* _What needs to be done_:
Answer with one number: how many lines have "name".

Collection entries
# # # #

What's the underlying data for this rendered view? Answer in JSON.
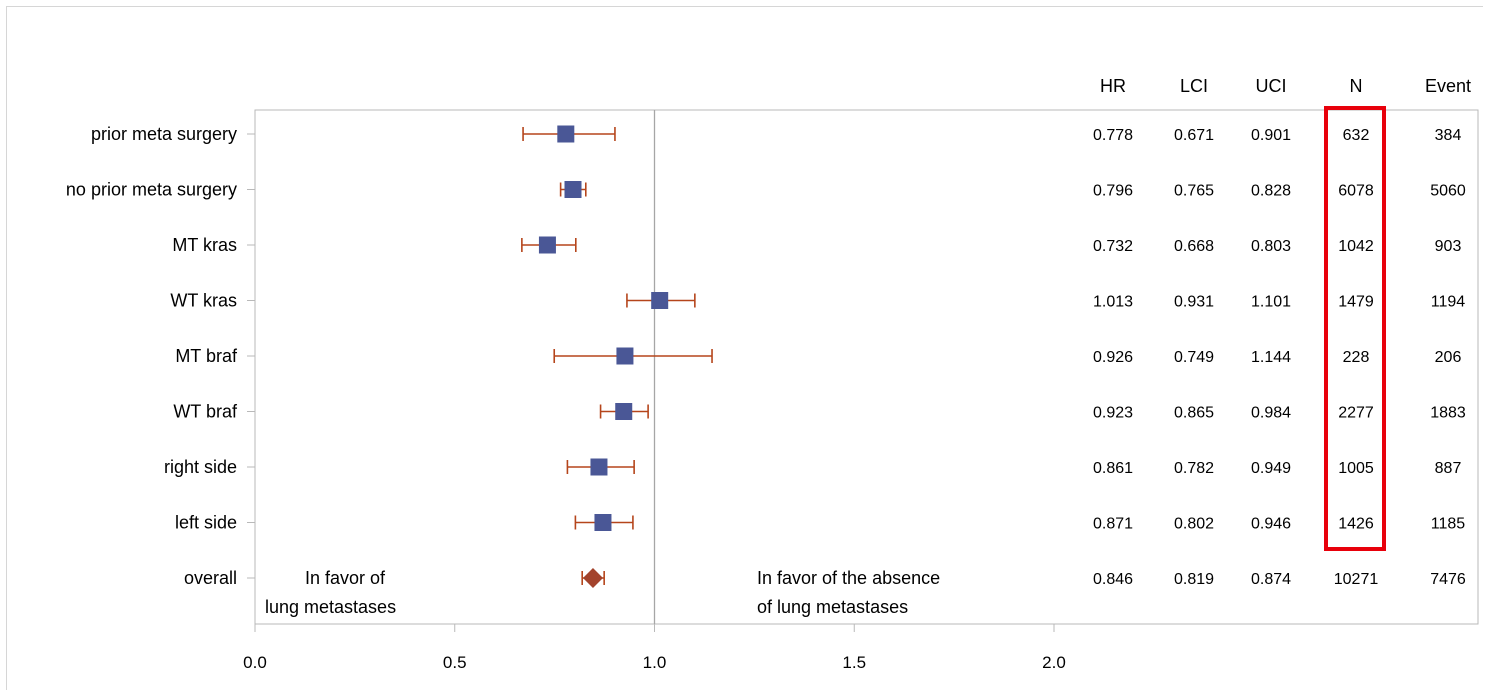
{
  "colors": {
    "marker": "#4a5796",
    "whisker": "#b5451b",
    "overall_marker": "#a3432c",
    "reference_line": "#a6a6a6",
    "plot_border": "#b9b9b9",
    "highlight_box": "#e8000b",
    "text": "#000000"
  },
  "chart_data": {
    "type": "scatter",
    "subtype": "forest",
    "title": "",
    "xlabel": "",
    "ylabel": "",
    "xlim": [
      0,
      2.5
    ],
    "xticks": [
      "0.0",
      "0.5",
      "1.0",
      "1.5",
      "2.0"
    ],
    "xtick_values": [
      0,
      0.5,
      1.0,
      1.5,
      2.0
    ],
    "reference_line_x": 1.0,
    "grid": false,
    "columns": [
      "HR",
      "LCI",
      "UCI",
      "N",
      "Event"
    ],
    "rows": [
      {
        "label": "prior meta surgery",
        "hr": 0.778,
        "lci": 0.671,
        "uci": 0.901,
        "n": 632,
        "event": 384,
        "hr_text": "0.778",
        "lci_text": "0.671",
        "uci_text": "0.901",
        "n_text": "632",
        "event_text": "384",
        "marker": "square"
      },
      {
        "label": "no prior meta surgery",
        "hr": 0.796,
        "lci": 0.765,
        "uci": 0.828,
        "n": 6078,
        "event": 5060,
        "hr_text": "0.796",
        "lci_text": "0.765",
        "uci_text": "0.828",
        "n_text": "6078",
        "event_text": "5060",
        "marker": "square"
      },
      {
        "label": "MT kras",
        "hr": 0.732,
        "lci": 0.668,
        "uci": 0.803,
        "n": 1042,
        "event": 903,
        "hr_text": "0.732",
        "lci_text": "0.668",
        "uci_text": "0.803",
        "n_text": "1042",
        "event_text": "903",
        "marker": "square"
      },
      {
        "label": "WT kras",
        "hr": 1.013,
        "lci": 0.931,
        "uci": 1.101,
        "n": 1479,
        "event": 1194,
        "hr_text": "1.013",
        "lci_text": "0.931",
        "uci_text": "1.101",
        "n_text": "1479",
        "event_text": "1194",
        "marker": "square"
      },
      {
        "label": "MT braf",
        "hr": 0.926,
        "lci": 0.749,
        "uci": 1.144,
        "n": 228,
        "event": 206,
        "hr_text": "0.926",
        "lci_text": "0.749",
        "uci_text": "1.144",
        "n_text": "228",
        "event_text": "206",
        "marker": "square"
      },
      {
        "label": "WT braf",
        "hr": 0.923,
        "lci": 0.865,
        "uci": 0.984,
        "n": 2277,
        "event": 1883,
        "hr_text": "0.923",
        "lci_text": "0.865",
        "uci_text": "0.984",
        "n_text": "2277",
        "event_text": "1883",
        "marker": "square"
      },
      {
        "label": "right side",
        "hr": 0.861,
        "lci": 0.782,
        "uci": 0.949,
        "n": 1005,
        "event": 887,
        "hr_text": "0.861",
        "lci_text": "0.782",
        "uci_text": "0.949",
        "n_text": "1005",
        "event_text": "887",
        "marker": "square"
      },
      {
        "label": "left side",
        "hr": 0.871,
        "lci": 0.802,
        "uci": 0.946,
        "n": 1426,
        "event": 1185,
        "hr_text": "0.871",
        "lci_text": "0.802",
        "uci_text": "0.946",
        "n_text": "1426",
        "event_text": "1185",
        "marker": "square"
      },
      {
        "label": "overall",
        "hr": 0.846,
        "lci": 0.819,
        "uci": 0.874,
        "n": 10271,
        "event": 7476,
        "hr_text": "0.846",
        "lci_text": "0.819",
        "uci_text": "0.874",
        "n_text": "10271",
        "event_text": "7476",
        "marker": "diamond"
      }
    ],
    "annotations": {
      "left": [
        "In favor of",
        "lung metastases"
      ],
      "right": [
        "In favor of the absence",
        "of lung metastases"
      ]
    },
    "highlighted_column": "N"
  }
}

# # # #

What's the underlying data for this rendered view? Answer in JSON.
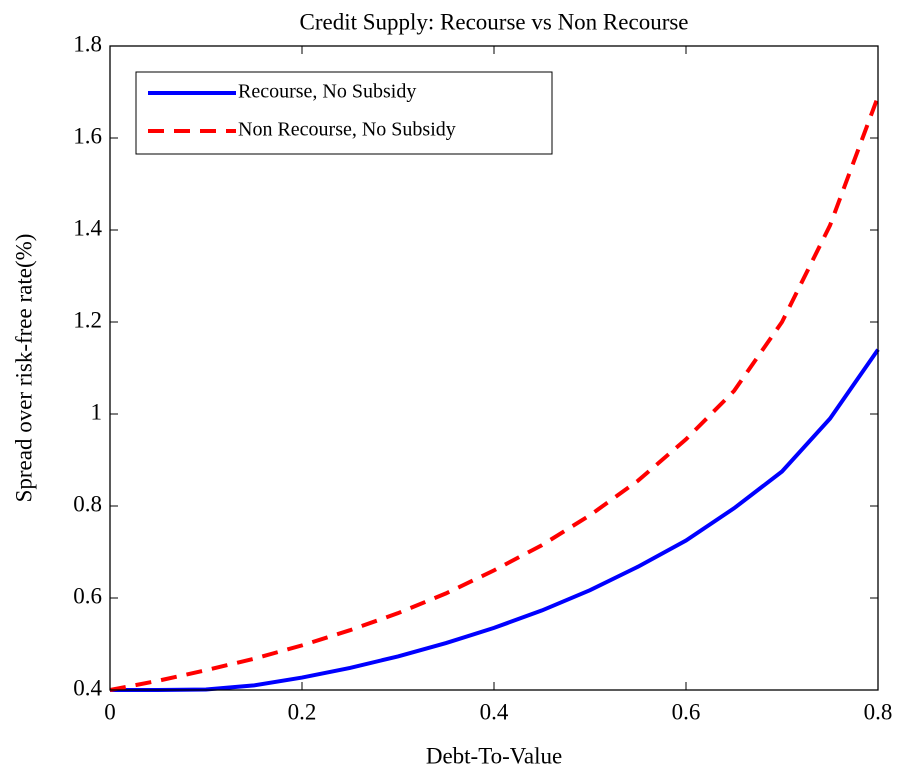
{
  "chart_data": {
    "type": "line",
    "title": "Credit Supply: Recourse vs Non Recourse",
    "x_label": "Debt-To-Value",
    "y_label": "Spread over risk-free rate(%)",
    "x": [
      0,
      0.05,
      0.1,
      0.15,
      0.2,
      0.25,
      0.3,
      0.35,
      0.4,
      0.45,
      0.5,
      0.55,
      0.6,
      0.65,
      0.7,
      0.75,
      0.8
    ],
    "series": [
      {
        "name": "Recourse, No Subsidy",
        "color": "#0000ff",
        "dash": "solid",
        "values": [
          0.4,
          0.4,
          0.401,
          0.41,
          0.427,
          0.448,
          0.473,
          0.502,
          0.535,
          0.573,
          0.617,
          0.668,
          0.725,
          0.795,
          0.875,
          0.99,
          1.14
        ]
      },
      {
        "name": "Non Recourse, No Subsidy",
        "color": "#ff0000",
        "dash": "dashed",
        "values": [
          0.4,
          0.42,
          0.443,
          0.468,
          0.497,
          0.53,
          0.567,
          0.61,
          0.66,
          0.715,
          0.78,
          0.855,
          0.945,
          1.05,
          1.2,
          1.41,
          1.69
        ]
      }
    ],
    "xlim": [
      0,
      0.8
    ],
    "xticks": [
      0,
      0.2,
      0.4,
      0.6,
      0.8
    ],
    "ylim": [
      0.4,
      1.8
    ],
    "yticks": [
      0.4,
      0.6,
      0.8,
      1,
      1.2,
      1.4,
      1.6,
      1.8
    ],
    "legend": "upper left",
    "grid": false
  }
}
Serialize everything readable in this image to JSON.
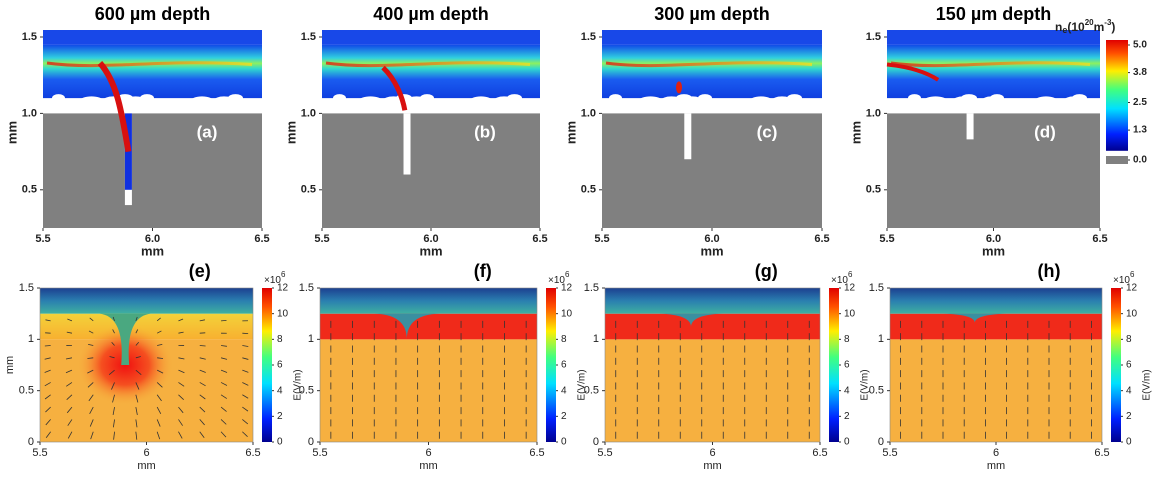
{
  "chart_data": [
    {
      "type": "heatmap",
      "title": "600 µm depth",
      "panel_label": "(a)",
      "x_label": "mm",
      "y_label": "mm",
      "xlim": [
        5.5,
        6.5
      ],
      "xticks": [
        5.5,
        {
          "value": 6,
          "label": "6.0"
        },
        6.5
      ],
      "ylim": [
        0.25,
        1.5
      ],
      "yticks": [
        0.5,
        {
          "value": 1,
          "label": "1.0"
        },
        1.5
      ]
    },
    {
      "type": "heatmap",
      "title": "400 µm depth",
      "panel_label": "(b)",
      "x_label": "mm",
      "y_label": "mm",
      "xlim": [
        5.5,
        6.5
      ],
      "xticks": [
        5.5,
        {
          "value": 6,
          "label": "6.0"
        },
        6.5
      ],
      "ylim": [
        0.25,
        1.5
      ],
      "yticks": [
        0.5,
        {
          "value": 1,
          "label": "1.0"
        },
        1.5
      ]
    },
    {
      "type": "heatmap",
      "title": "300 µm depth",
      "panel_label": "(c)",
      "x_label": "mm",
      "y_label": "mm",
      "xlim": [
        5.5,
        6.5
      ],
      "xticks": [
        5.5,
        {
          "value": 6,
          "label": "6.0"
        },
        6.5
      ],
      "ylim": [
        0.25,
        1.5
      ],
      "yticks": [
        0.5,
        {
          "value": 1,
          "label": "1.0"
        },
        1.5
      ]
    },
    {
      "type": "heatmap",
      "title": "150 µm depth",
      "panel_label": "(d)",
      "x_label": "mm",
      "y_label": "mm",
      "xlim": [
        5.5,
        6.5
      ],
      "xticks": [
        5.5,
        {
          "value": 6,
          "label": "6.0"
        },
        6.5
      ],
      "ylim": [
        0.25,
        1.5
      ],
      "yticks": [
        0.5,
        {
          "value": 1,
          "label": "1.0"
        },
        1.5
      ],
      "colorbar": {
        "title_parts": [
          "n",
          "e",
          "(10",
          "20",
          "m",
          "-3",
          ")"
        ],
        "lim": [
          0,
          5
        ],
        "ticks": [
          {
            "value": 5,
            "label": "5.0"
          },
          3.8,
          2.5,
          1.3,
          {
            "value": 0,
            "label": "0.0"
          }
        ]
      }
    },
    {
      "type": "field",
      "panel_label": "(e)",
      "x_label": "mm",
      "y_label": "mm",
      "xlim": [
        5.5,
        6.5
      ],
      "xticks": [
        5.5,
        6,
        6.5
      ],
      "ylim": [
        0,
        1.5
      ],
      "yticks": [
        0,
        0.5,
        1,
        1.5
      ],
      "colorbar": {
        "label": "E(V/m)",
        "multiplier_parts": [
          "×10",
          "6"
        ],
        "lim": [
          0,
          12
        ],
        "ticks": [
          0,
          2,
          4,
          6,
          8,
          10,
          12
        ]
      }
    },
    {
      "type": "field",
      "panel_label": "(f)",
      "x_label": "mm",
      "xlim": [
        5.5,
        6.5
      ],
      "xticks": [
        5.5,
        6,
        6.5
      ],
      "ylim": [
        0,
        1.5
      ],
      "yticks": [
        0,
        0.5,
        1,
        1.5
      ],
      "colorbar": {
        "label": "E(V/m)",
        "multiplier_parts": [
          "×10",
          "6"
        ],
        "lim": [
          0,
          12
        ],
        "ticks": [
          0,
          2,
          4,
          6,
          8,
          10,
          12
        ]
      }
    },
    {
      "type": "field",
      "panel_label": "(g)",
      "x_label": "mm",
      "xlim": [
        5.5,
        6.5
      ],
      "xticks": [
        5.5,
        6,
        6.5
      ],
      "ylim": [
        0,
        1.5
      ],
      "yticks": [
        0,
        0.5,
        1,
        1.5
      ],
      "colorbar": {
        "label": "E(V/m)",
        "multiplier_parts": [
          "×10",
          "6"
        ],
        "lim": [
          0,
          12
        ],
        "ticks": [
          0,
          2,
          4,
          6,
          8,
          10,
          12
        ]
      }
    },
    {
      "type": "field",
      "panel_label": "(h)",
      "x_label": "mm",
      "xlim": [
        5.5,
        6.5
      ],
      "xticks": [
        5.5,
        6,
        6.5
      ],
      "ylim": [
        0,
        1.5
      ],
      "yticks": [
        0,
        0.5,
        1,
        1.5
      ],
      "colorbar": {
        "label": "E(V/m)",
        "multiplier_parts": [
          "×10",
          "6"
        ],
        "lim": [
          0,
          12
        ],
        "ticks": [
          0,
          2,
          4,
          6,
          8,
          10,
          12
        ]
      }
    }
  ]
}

# # # #

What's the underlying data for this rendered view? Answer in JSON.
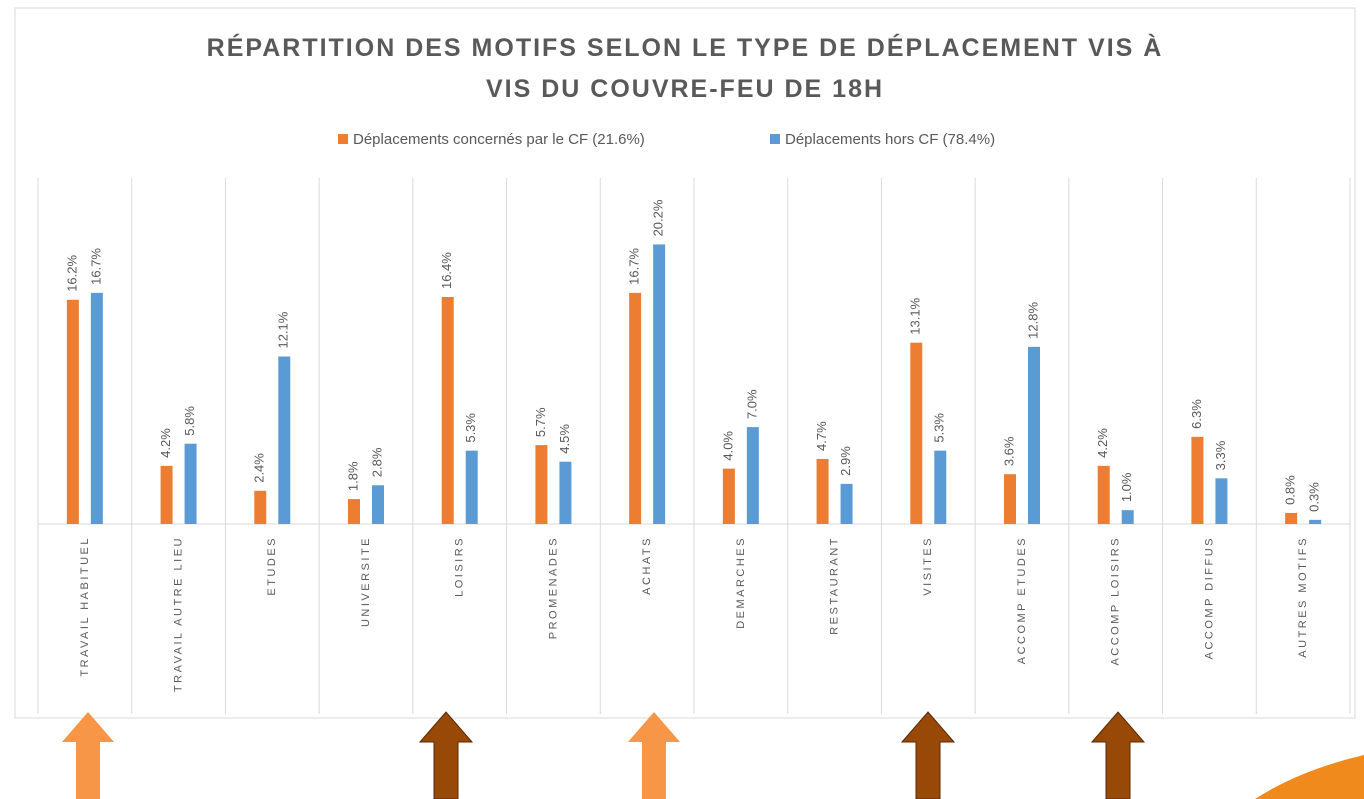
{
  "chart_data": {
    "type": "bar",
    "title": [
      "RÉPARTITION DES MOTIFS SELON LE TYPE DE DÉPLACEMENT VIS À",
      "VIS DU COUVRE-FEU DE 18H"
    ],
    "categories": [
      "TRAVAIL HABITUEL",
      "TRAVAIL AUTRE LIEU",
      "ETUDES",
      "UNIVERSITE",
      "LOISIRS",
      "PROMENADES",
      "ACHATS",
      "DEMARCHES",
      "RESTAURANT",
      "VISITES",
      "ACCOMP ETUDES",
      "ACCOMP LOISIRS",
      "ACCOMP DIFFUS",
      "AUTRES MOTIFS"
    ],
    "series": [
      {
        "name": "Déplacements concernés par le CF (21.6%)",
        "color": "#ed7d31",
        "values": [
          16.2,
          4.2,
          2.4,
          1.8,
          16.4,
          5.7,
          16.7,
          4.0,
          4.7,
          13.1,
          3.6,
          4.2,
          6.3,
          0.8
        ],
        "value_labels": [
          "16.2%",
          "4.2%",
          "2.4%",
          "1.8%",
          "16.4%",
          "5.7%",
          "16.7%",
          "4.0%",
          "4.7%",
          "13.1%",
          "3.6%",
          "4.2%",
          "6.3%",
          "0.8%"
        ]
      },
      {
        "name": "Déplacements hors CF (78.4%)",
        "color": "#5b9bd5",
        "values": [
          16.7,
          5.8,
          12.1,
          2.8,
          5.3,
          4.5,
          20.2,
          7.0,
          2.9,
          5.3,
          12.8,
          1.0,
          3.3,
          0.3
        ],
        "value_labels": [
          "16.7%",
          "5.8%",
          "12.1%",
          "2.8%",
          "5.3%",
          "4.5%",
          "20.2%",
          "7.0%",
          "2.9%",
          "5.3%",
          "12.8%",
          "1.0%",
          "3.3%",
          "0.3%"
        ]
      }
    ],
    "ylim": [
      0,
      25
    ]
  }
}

# # # #

* _The solution_:
4